### DATA FOR THE TASK
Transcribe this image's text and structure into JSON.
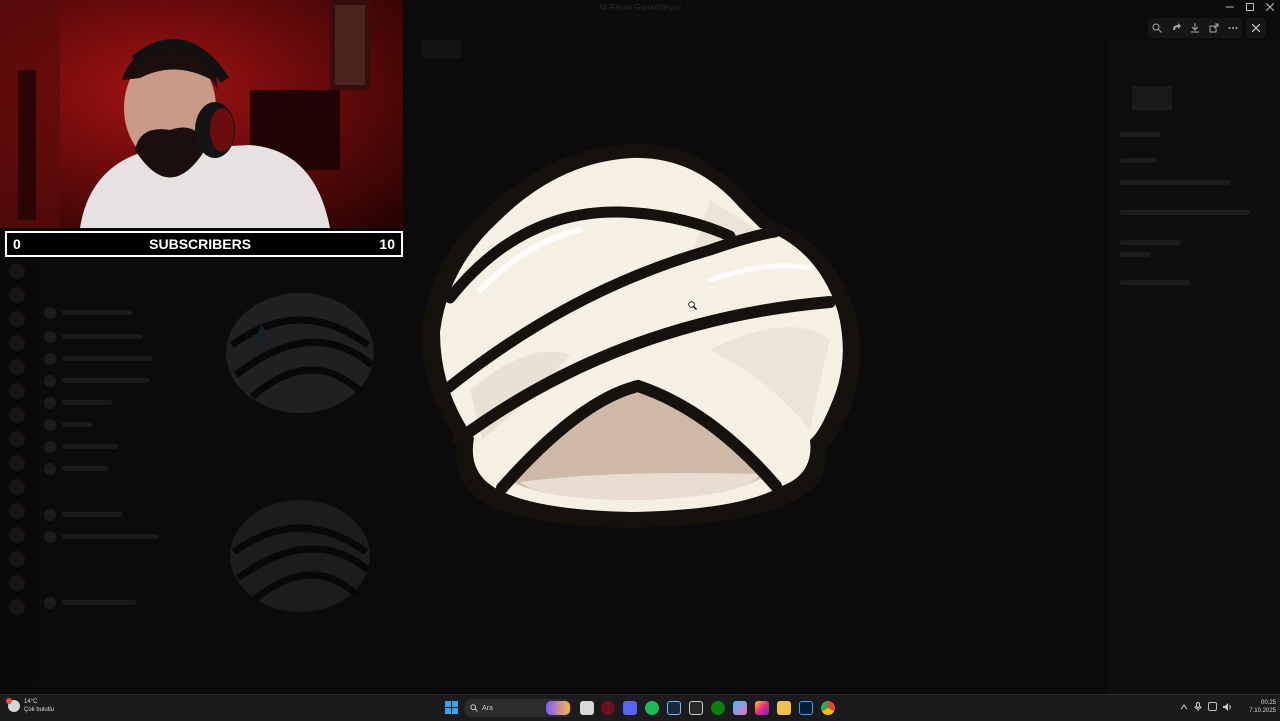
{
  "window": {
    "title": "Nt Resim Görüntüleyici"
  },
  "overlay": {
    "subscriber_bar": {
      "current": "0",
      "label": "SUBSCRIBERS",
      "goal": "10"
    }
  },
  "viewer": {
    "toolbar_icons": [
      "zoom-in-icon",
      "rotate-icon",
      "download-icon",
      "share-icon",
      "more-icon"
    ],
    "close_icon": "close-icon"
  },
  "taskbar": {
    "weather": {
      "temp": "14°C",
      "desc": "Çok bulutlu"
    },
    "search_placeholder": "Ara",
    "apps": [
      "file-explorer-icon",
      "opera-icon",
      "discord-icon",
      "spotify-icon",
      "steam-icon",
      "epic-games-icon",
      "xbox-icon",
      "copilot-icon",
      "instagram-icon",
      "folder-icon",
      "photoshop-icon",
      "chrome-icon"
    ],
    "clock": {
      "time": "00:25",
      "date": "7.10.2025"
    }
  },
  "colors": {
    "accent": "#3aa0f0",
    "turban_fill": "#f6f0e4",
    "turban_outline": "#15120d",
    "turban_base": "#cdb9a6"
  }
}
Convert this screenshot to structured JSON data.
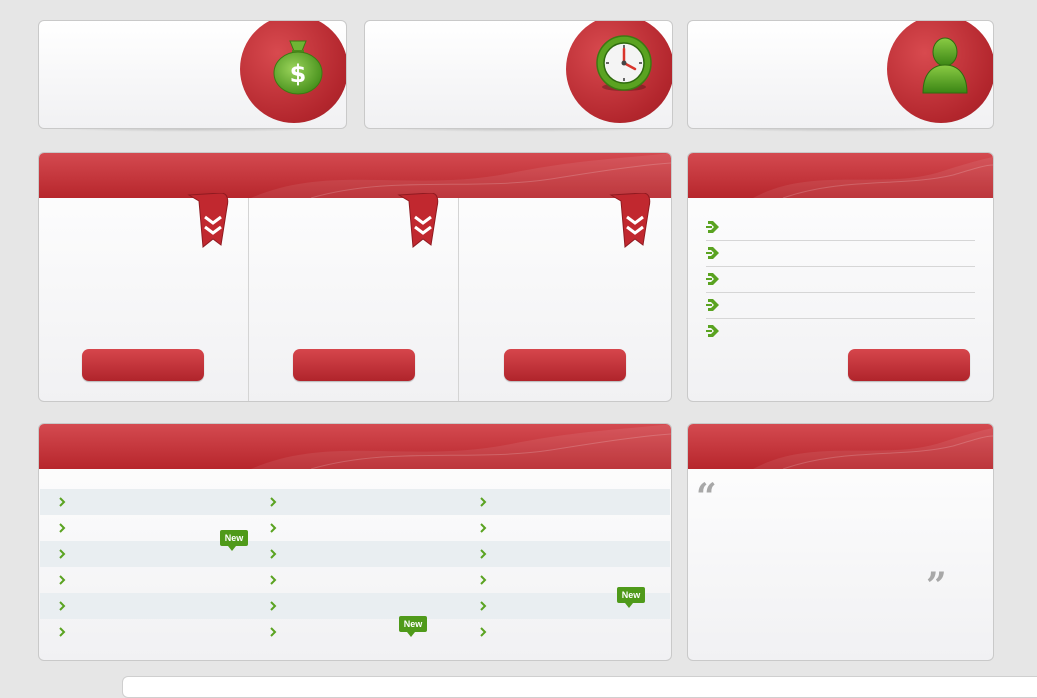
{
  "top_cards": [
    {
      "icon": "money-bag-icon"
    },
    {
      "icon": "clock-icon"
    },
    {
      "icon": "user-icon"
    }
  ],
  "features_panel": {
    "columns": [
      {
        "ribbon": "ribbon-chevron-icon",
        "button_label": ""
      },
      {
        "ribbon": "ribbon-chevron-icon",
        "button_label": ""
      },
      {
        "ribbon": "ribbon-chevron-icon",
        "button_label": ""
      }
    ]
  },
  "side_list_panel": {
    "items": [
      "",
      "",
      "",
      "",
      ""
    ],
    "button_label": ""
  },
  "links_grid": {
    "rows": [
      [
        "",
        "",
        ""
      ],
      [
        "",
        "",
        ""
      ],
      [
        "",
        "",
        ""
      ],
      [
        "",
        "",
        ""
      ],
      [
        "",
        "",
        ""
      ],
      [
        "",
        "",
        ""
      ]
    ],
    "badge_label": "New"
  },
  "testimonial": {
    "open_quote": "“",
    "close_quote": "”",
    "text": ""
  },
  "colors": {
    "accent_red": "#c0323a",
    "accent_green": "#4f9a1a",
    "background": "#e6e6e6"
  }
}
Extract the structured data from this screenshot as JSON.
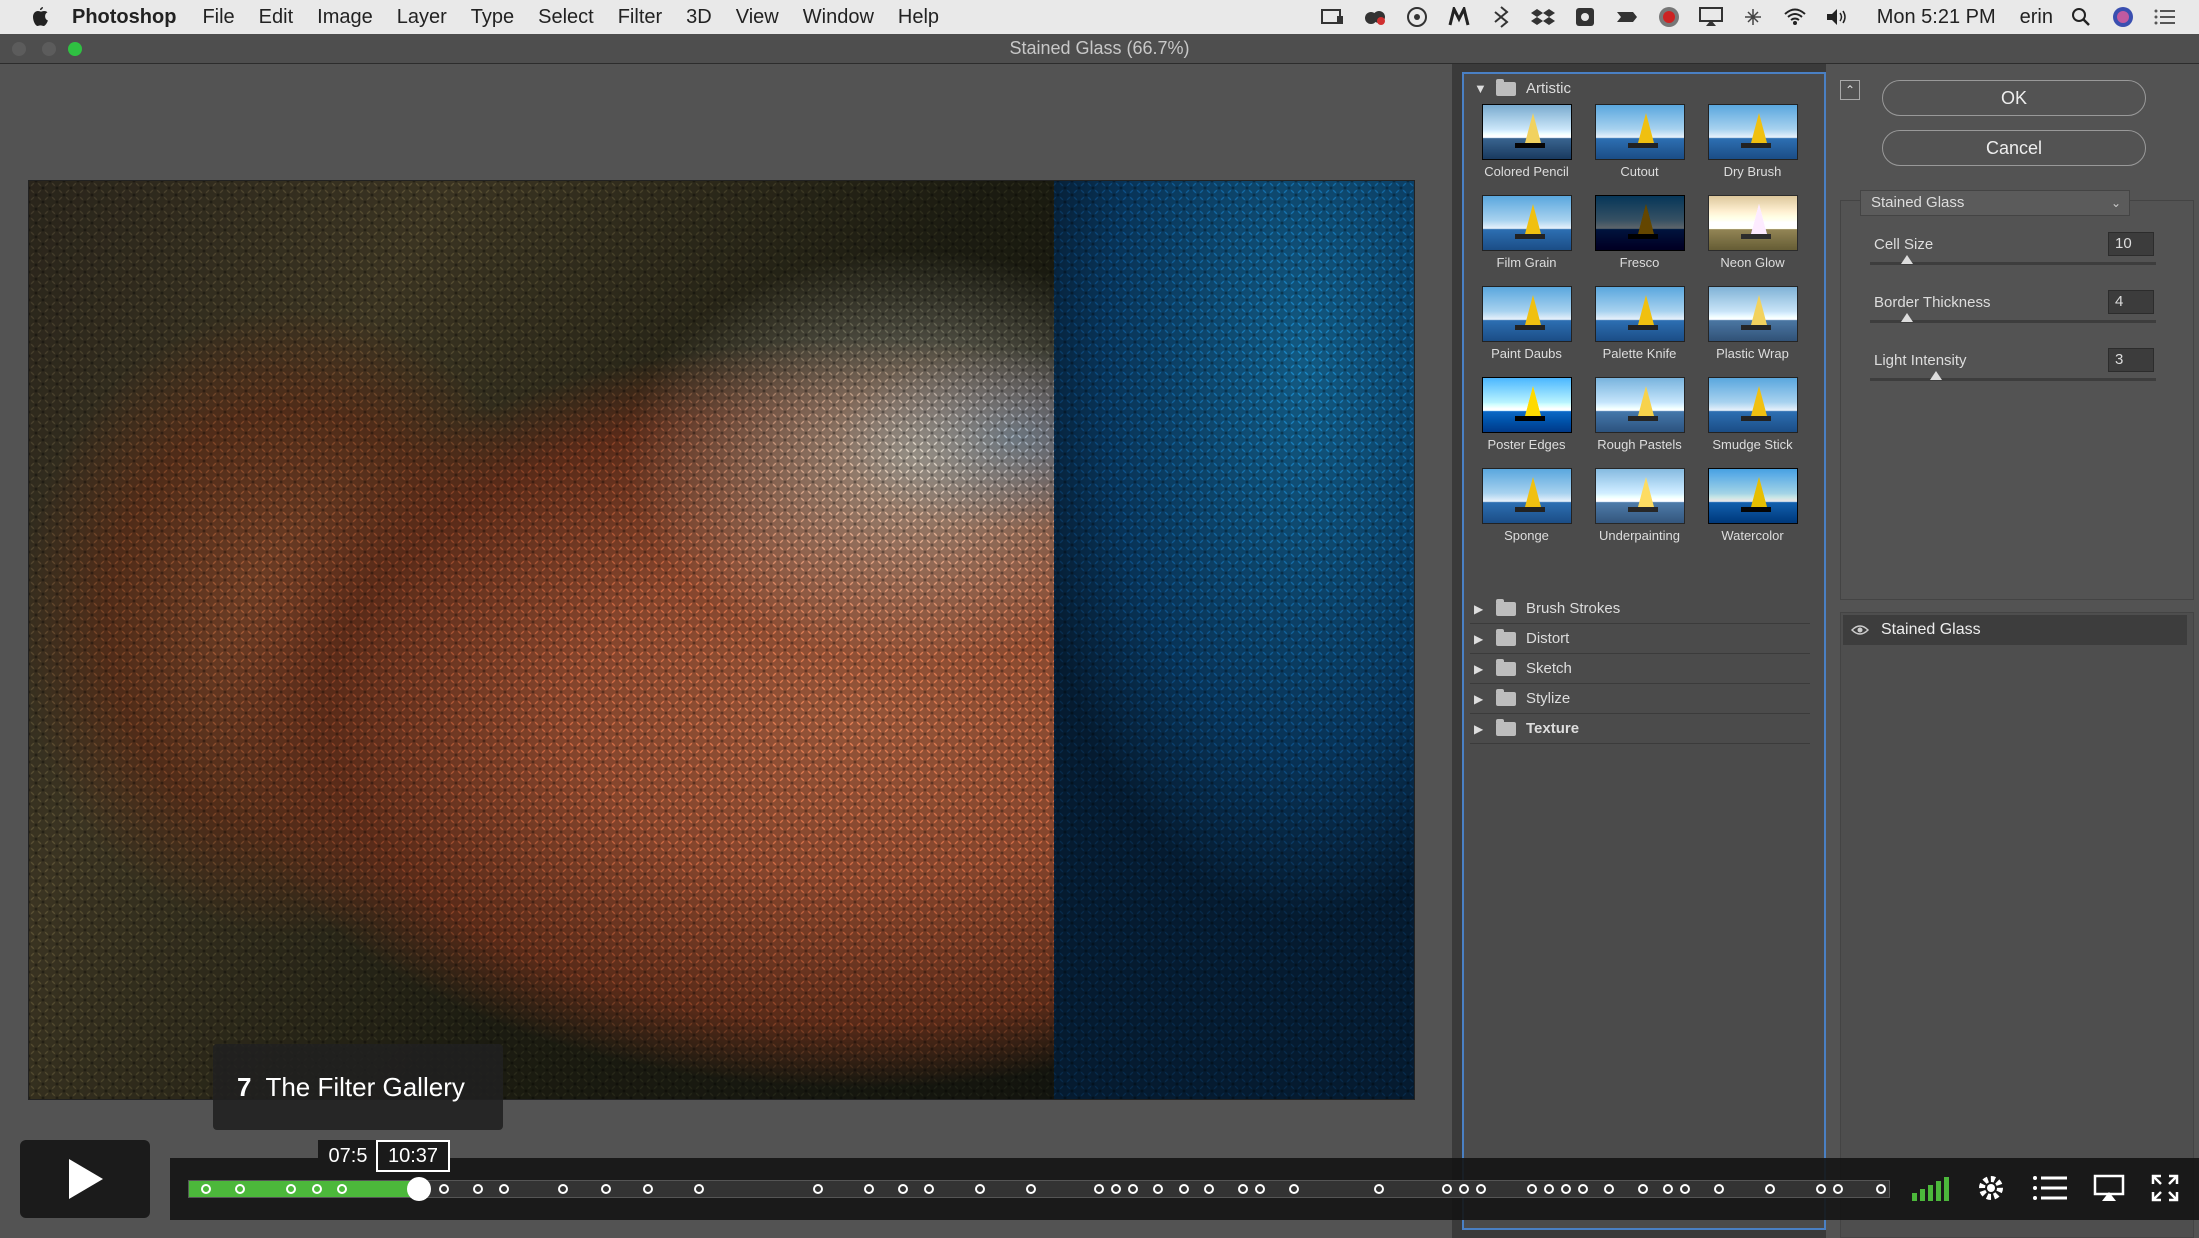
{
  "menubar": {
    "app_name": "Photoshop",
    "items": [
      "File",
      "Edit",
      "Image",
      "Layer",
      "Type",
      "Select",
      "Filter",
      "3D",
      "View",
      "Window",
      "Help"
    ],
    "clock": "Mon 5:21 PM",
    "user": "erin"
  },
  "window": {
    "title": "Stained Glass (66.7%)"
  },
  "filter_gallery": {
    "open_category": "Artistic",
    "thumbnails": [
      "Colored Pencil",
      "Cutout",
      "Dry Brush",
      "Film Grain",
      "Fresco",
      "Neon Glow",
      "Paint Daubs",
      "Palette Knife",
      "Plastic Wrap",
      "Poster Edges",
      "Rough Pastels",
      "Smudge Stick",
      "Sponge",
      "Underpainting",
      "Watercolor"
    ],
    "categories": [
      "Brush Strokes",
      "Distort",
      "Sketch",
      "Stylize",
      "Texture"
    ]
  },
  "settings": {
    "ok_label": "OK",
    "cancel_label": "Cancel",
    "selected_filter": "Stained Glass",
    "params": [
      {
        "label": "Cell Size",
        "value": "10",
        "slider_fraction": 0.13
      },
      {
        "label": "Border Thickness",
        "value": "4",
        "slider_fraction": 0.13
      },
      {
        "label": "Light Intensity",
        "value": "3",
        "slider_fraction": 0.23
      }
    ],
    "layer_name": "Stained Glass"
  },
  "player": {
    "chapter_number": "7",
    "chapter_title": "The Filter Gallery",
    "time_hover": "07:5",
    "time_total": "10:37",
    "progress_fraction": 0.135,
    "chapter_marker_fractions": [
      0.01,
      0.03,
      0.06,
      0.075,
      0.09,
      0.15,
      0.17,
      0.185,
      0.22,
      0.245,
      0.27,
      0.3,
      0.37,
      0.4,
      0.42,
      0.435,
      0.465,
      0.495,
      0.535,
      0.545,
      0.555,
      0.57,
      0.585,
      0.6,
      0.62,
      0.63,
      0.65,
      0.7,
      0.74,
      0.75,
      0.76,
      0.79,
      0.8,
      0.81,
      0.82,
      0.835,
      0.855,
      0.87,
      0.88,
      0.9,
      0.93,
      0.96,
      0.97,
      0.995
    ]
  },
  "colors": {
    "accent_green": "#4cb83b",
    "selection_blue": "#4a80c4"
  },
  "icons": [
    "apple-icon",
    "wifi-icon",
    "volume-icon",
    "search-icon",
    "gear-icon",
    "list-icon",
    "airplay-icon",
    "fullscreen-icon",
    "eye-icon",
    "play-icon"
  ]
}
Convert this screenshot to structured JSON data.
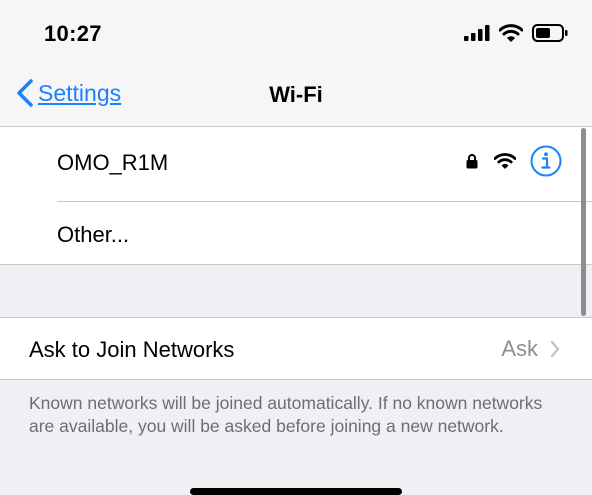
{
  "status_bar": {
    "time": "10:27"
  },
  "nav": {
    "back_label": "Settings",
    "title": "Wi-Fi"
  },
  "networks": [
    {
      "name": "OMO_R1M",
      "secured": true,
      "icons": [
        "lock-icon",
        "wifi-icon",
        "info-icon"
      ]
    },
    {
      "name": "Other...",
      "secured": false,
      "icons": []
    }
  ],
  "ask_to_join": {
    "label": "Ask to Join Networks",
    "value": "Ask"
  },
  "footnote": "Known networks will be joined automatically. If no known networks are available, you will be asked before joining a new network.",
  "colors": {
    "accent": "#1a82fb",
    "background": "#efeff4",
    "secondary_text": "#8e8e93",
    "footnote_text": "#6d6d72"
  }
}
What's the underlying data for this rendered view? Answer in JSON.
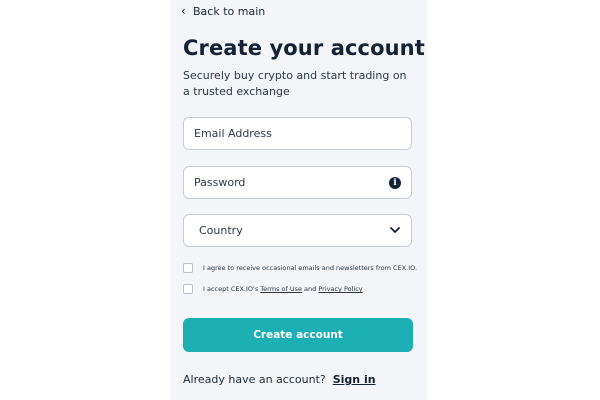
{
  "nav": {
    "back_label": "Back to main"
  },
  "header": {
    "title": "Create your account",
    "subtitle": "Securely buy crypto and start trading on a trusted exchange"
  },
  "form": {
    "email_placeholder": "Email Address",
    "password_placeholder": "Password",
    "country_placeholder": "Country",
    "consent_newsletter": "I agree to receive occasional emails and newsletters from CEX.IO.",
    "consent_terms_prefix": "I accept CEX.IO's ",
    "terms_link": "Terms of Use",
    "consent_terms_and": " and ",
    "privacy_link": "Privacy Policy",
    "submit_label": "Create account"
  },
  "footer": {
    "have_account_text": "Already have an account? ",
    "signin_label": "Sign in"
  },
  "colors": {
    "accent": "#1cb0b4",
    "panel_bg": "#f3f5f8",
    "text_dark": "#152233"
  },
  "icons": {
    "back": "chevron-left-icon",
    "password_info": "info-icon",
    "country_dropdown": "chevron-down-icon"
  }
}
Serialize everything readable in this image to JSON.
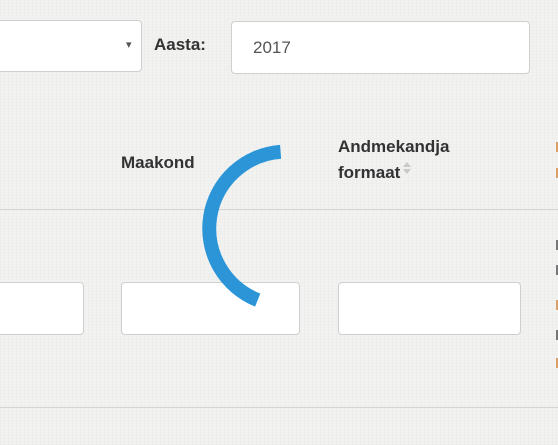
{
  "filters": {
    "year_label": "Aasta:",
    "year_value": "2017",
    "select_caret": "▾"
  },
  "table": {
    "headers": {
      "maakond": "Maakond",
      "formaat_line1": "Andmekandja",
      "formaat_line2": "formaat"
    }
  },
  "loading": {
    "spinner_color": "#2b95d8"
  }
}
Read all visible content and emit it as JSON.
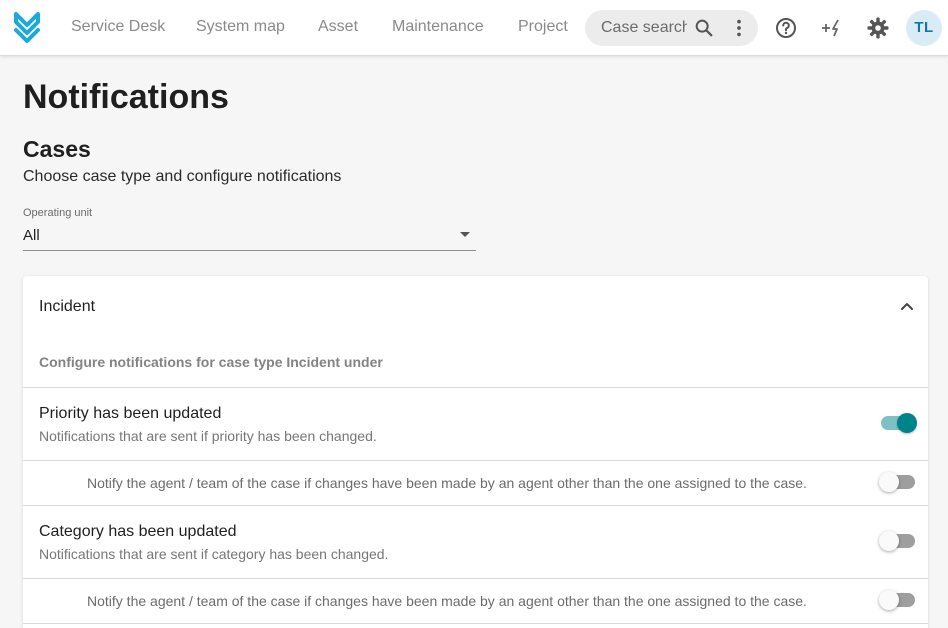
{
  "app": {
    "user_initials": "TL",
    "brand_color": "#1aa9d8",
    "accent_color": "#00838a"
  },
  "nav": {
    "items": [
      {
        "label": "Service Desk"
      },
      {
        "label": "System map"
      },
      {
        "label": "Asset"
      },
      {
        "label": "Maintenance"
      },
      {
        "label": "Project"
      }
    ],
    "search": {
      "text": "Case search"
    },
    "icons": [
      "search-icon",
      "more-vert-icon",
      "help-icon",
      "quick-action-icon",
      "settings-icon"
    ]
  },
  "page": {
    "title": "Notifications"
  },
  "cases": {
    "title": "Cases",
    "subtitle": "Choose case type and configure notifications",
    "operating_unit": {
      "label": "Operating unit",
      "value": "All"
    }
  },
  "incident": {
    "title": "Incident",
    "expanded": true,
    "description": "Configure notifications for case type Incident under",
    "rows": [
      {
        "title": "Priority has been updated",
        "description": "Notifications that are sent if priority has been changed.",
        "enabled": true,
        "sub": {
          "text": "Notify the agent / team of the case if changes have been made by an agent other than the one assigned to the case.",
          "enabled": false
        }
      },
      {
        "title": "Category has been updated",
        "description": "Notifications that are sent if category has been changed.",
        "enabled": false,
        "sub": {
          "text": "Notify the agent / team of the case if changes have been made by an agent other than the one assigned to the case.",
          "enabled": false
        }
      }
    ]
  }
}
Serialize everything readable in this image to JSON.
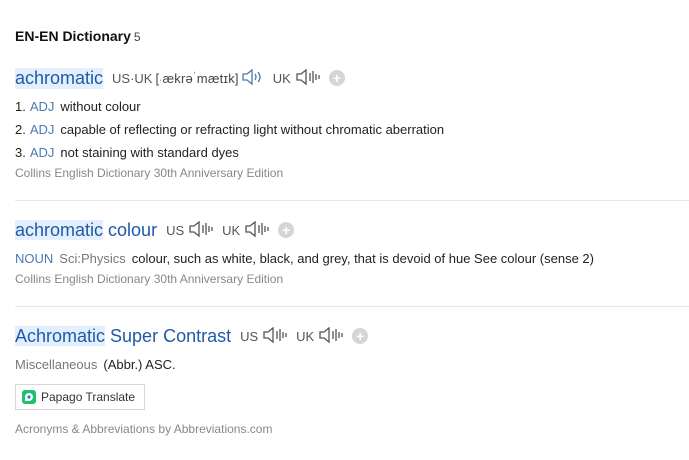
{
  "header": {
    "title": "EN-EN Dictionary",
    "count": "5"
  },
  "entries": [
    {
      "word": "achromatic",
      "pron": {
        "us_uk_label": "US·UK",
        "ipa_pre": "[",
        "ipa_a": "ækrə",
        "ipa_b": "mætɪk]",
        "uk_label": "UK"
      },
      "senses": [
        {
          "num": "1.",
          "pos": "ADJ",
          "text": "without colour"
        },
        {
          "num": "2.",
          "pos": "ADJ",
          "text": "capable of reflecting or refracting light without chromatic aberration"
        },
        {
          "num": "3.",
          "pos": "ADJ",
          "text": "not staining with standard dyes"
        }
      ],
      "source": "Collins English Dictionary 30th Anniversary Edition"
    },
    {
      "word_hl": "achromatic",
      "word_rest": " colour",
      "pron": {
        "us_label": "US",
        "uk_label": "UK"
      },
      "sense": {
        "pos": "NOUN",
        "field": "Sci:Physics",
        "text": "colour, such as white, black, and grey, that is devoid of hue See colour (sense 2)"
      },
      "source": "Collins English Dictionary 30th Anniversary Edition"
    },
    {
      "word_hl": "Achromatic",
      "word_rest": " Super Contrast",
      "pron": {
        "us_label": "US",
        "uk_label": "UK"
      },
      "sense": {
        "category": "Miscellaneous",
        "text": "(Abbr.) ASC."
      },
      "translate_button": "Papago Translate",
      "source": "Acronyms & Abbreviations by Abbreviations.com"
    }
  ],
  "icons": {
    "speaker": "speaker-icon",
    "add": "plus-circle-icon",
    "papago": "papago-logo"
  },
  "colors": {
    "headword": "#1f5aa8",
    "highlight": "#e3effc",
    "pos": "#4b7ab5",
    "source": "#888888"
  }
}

### TASK GOAL
Search the lines for the string "changed" and copy every line that has it.

### THE ANSWER
        "description": "Notifications that are sent if priority has been changed.",
        "description": "Notifications that are sent if category has been changed.",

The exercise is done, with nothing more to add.